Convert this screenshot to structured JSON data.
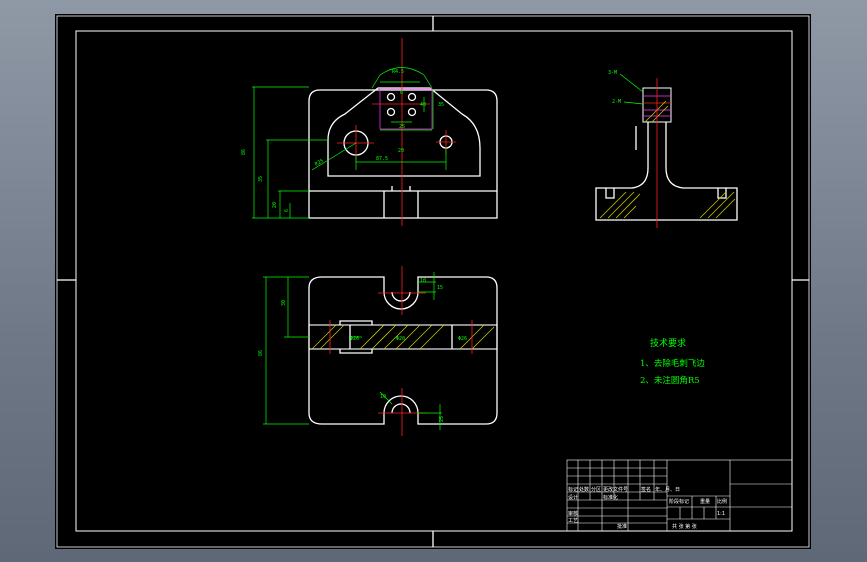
{
  "colors": {
    "background": "#000000",
    "outline": "#ffffff",
    "dimension": "#00ff00",
    "centerline": "#ff2020",
    "hatch": "#c8c800"
  },
  "dimensions": {
    "top_arc": "R4.5",
    "overall_height": "86",
    "height_2": "35",
    "height_3": "20",
    "height_4": "6",
    "small_1": "8",
    "small_2": "25",
    "small_3": "35",
    "small_4": "40",
    "r_left": "R25",
    "bore_span": "87.5",
    "bore_small": "20",
    "plan_height": "86",
    "plan_inner": "30",
    "plan_small": "15",
    "plan_slot": "10",
    "plan_d1": "Φ26",
    "plan_d2": "Φ20",
    "plan_d3": "Φ26",
    "plan_bottom": "10",
    "plan_bottom_2": "25",
    "side_label_1": "3-M",
    "side_label_2": "2-M"
  },
  "requirements": {
    "title": "技术要求",
    "items": [
      "1、去除毛刺飞边",
      "2、未注圆角R5"
    ]
  },
  "title_block": {
    "row_labels": [
      "标记",
      "处数",
      "分区",
      "更改文件号",
      "签名",
      "年、月、日"
    ],
    "designer": "设计",
    "standardization": "标准化",
    "reviewer": "审核",
    "process": "工艺",
    "approval": "批准",
    "stage_marker": "阶段标记",
    "weight": "重量",
    "scale": "比例",
    "scale_value": "1:1",
    "sheets": "共  张  第  张"
  }
}
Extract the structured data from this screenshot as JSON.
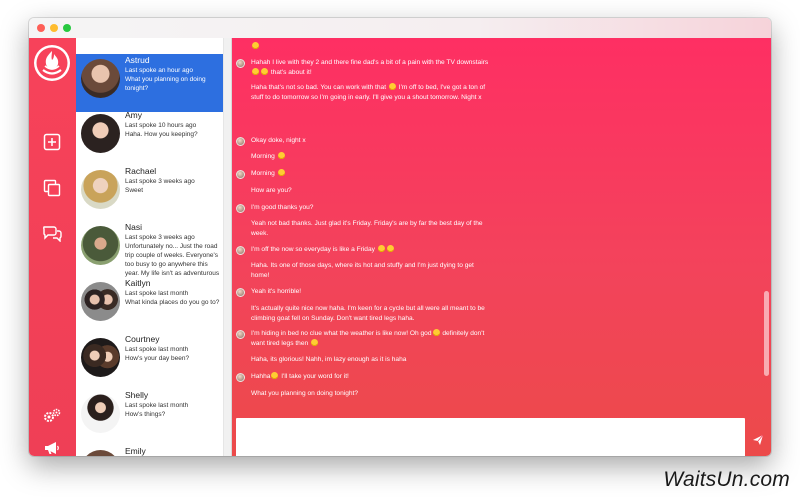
{
  "contacts": [
    {
      "name": "Astrud",
      "meta": "Last spoke an hour ago",
      "preview": "What you planning on doing tonight?"
    },
    {
      "name": "Amy",
      "meta": "Last spoke 10 hours ago",
      "preview": "Haha. How you keeping?"
    },
    {
      "name": "Rachael",
      "meta": "Last spoke 3 weeks ago",
      "preview": "Sweet"
    },
    {
      "name": "Nasi",
      "meta": "Last spoke 3 weeks ago",
      "preview": "Unfortunately no... Just the road trip couple of weeks. Everyone's too busy to go anywhere this year. My life isn't as adventurous"
    },
    {
      "name": "Kaitlyn",
      "meta": "Last spoke last month",
      "preview": "What kinda places do you go to?"
    },
    {
      "name": "Courtney",
      "meta": "Last spoke last month",
      "preview": "How's your day been?"
    },
    {
      "name": "Shelly",
      "meta": "Last spoke last month",
      "preview": "How's things?"
    },
    {
      "name": "Emily",
      "meta": "",
      "preview": ""
    }
  ],
  "messages": [
    {
      "text": "",
      "emoji_after": 1
    },
    {
      "text": "Hahah I live with they 2 and there fine dad's a bit of a pain with the TV downstairs",
      "text2": "that's about it!",
      "emoji_mid": 2
    },
    {
      "text": "Haha that's not so bad. You can work with that",
      "text1b": "I'm off to bed, I've got a ton of",
      "text2": "stuff to do tomorrow so I'm going in early. I'll give you a shout tomorrow. Night x"
    },
    {
      "text": "Okay doke, night x"
    },
    {
      "text": "Morning"
    },
    {
      "text": "Morning"
    },
    {
      "text": "How are you?"
    },
    {
      "text": "I'm good thanks you?"
    },
    {
      "text": "Yeah not bad thanks. Just glad it's Friday. Friday's are by far the best day of the",
      "text2": "week."
    },
    {
      "text": "I'm off the now so everyday is like a Friday"
    },
    {
      "text": "Haha. Its one of those days, where its hot and stuffy and I'm just dying to get",
      "text2": "home!"
    },
    {
      "text": "Yeah it's horrible!"
    },
    {
      "text": "It's actually quite nice now haha. I'm keen for a cycle but all were all meant to be",
      "text2": "climbing goat fell on Sunday. Don't want tired legs haha."
    },
    {
      "text": "I'm hiding in bed no clue what the weather is like now! Oh god",
      "text1b": "definitely don't",
      "text2": "want tired legs then"
    },
    {
      "text": "Haha, its glorious! Nahh, im lazy enough as it is haha"
    },
    {
      "text": "Hahha",
      "text1b": "I'll take your word for it!"
    },
    {
      "text": "What you planning on doing tonight?"
    }
  ],
  "composer": {
    "placeholder": ""
  },
  "watermark": "WaitsUn.com",
  "colors": {
    "accent": "#fe2f63",
    "active_contact": "#2d6fe0",
    "rail": "#f7425a"
  }
}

What the exercise asks:
Tell how many lines in the records above contain "thanks", giving the number and no other words.

Result for this exercise:
2